During my vacation in the mountains of North Carolina, I did some hiking. The mountains there are fully wooded so the trails are enveloped in a canopy of trees, amidst multiple waterfalls, as if we’re all protected in the living womb of mother earth.
Contrast that with hiking on the desert nature trails in the mountains of the Phoenix area where there’s no place to hide from the scorching sun. Hiking here is so strikingly different from hiking in the Appalachian Mountains. Both are compelling in their own ways and marvelously beautiful. But here I feel my vulnerability to nature in much more palpable ways in contrast to hiking out East.
Where is God in all of these climate extremes of nature when we experience our radical contingency and vulnerability in relation to the heat and scarcity of water and the astonishing power of the sun?
We get a good sense of the manner of God’s presence in nature in today’s first reading from 1 Kings. The prophet Elijah was instructed to stand on the mountain to wait for the appearance of the Lord.
First, there was the mountain splitting great wind, but God was not in the wind. Then, there was the earthquake. But God was not in the earthquake. And then fire. But God was not in the fire either. In what manner did the Lord appear? God was present in the sound of sheer silence.
This suggests that we need not seek the meaningful presence of God in tornadoes and hurricanes and earthquakes and wildfires. God is not so much intelligibly present in the extremes, but in the comparative gentleness of nature, the deep and abiding silence of the natural world. Peaceful silence is a more pervasive quality of nature than noisy extremes. In fact, even my cats, my taste of the wild indoors, spend the vast majority of their days in complete silence. In short, God is found and is meaningfully present in the sound of sheer silence.
But we get an even better sense of the qualities of divine presence amidst the extremes of nature in today’s gospel story involving Jesus and the stormy seas. Jesus had gone off to pray by himself in the mountains, seeking the sacred sound of sheer silence in contrast to the clamoring of the noisy crowds.
Jesus left the disciples on their own in the boat to cross the Sea of Galilee, a body of water prone to sudden storms coming down out of the mountain passes. Amidst all the tumult of the storm, Jesus appeared to the disciples walking on the water, a sight which terrified them. But Jesus reassured them: “Take heart, it is I; do not be afraid.”
This provoked Peter’s overconfident bravado: “Lord, if it is you, command me to come to you on the water,” he exclaimed. Jesus played along: “Come,” he said. So, Peter got out of the boat into the heart of the stormy seas. He “noticed the strong wind” and naturally “became frightened,” lost his confidence and cried out, “Lord, save me!”
“Jesus immediately reached out his hand and caught him….” Where is God amidst the storm on the Sea of Galilee? Right there in Jesus’ outstretched hands, catching Peter in rescue.
Not only was Jesus present to the disciples amidst nature’s extremes of raging, windy waters, Jesus exercised divine command over those natural extremes. Again, he was walking on the water, a sign of his power over the elements in contrast to overconfident, mortal, merely human Peter who immediately began to sink into the deep.
And then Jesus’ command over nature was also evident when Jesus got into the boat with the disciples, and the wind stopped. Everything became quiet and calm again in the sound of sheer silence.

*INFORMATION PROVIDED*
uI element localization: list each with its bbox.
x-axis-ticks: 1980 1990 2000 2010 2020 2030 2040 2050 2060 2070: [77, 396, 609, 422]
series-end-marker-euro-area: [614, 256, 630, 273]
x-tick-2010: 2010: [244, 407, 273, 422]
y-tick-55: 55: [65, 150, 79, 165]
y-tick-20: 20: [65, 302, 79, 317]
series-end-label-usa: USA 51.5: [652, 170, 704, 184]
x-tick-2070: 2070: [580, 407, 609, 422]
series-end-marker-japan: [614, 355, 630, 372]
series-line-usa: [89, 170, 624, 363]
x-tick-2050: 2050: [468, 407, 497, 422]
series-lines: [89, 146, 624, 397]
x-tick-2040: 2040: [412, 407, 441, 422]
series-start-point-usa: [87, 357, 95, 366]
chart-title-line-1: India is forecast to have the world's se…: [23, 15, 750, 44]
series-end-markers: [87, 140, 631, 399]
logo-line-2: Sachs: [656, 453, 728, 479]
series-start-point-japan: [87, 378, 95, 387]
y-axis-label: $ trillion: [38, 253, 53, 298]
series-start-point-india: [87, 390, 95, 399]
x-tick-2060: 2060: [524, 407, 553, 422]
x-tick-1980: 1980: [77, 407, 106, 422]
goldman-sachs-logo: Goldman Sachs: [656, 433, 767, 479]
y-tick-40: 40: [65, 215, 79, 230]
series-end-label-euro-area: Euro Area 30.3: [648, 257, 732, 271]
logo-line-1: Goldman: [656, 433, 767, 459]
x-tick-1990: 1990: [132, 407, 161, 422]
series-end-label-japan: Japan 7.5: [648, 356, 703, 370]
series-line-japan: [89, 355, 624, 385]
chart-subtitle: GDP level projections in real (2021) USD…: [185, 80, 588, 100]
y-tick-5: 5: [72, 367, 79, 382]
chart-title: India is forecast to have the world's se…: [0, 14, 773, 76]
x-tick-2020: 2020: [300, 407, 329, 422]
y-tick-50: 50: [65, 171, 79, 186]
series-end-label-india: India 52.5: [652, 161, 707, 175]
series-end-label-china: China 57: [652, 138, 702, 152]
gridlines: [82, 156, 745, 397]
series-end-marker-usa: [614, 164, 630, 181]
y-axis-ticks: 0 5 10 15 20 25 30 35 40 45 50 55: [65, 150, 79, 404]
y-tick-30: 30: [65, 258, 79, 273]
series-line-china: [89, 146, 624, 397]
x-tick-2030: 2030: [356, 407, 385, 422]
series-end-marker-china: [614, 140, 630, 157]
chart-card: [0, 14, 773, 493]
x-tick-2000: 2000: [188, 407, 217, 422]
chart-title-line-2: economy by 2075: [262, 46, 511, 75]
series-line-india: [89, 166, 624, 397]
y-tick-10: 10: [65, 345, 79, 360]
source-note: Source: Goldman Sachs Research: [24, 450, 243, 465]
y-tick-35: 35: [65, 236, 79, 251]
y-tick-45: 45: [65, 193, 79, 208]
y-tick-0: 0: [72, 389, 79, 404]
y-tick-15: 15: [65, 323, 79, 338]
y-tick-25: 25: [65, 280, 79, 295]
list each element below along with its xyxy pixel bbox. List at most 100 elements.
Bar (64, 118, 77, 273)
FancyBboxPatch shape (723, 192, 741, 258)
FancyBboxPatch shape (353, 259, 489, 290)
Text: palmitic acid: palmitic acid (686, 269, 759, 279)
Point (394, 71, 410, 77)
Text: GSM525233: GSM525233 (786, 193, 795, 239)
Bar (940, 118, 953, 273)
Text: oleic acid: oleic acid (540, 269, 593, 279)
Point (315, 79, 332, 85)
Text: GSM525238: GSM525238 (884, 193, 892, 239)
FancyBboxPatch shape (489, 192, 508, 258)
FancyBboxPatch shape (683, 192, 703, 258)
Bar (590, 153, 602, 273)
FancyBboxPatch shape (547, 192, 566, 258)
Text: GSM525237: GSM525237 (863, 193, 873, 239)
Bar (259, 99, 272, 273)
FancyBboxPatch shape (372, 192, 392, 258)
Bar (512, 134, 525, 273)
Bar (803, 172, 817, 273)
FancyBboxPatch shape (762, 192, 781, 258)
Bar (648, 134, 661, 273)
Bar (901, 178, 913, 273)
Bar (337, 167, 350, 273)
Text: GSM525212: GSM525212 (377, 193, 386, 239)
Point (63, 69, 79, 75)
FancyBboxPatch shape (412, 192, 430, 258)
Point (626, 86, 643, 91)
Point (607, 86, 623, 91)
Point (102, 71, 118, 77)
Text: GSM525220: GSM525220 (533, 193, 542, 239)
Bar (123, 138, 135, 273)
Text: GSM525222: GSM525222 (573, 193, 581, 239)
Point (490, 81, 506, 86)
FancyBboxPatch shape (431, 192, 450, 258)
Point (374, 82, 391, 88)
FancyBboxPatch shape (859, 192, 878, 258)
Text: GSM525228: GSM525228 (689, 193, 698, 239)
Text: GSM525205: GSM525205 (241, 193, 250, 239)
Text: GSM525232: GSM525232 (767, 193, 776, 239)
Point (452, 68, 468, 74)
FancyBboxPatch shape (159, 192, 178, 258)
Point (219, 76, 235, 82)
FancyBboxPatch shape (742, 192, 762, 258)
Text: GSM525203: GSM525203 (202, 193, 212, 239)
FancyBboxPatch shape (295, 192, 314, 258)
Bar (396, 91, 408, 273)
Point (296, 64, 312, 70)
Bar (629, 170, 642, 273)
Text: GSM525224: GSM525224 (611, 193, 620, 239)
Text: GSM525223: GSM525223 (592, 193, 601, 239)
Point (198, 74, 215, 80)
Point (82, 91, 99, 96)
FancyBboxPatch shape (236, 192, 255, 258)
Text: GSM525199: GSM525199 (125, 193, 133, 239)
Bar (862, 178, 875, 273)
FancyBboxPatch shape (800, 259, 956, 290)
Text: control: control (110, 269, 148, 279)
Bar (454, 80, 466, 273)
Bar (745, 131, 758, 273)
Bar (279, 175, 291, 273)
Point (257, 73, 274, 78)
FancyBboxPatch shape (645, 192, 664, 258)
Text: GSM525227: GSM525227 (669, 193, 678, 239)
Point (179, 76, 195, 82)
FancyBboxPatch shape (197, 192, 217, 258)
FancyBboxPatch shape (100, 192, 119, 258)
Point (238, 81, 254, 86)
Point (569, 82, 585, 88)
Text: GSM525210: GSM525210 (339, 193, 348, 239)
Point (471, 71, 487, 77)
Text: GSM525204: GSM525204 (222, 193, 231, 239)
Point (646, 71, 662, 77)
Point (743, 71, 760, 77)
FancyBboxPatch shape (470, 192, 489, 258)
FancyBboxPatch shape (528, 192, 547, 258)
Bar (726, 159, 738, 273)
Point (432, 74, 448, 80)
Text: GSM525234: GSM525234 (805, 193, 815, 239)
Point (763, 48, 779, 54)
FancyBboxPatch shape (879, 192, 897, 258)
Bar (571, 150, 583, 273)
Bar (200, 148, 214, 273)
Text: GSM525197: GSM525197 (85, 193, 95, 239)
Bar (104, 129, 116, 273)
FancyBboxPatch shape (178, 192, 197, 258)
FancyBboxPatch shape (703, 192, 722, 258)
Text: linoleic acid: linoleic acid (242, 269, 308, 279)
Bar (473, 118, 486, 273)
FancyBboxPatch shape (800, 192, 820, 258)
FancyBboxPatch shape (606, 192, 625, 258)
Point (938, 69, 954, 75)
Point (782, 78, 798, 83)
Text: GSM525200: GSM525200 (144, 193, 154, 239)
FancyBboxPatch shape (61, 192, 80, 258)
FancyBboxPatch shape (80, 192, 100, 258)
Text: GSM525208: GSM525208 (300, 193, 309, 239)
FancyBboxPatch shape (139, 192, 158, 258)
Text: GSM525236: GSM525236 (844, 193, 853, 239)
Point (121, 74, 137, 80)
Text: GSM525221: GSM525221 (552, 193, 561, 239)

*TASKS FOR THIS EXERCISE*
A – Please rewrite the paragraph of the sermon that begins "First, there was the mountain splitting great wind" as a brief list, keeping its main facts.
B – Carry the sermon forward from its final paragraph with a few more paragraphs in the same voice.

*SET OF ANSWERS*
A –
- A great wind split the mountain, but God was not in the wind.
- An earthquake came next, but God was not in the earthquake.
- Then came fire, and God was not in the fire either.
- God was present in the sound of sheer silence.

B –
We confess with the early disciples that Jesus Christ continues to command the wind and the waves when we echo with them, “Truly you are the Son of God.” Boiling it down to the basics, that’s essentially what we confess in the creeds which we recite on Sundays: “Truly, Jesus, you are the Son of God.”
And here’s the thing: Christ’s hands extend in rescue to us even today. As we and our sins are drowning in the stormy waters of baptism, which immerse us in Christ’s very death and resurrection, Christ reaches out his hand to us to lift us up out of the water in rescue, our own personal death and resurrection.
And after this baptism, we board the boat of the church along with Jesus, a boat or a ship being an ancient symbol of the church. Right now you all are sitting in the nave of the church, a word derived from the Latin meaning ship – as in naval and navy. In fact, in a lot of Scandinavian churches, models of ships hang from the ceiling of the nave.
So, here we are, all in the same boat, battered by the wind and the waves of our increasingly extreme world, weather-wise and politically and economically, and more. But here’s the good news: when Jesus enters this boat with us via his word and present in his sacraments, everything tends to calm down on Sunday mornings, our oasis amidst all the craziness. And we discover Christ here in the sound of sheer silence once again and worship Christ, extolling him as truly the Son of God.
And we discover the truth of what Paul says in Romans, today’s second reading: “The word is near you, in your mouth and in your heart” (that is, the word of faith that we proclaim), because if you confess with your mouth that Jesus is Lord and believe in your heart that God raised him from the dead, you will be saved…. For ‘everyone who calls on the name of the Lord shall be saved’” (Romans 10:8-9, 13) In the calm of this place during this hour, we rediscover the divine word that is so close to us, in us, and among us, in our hearts, on our lips when we sing and when we speak throughout the liturgy, calling on the name of the Lord, who rescues us yet again.
And this saving peace of God in Christ which surpasses all human understanding is forever available to us. That’s what I discover in my forays into contemplative prayer when the layers of anxiety and stormy noise are peeled back to reveal a state of absolute peace in Christ which is always there, available when Christ dwells deeply with us in his word which he incorporates into us in proclamation, and when we eat and drink that word, becoming what we eat, the body of Christ, the church, in the sacrament of the altar.
And in these sounds of sheer silence where God’s word can be heard, like Elijah in today’s first reading, we hear the divine call when God gives us instruction to get out of the relative comfort and safety of this boat, which unlike Peter in today’s gospel story, we can now do because Christ dwells in and among us in faith.
And once out of the boat, God in Christ sends us out in the power of the Spirit to engage the stormy seas of the world as we share in God’s mission, seeking God’s justice, offering loving service to the multitudes victimized by the world’s current calamities, and doing our part to help heal all of creation.
Then maybe it will be said of us as it was said of those of old who proclaimed in word and deed the gospel of Christ, “How beautiful are the feet of those who bring good news!” (cf. Romans 10:15b) Amen.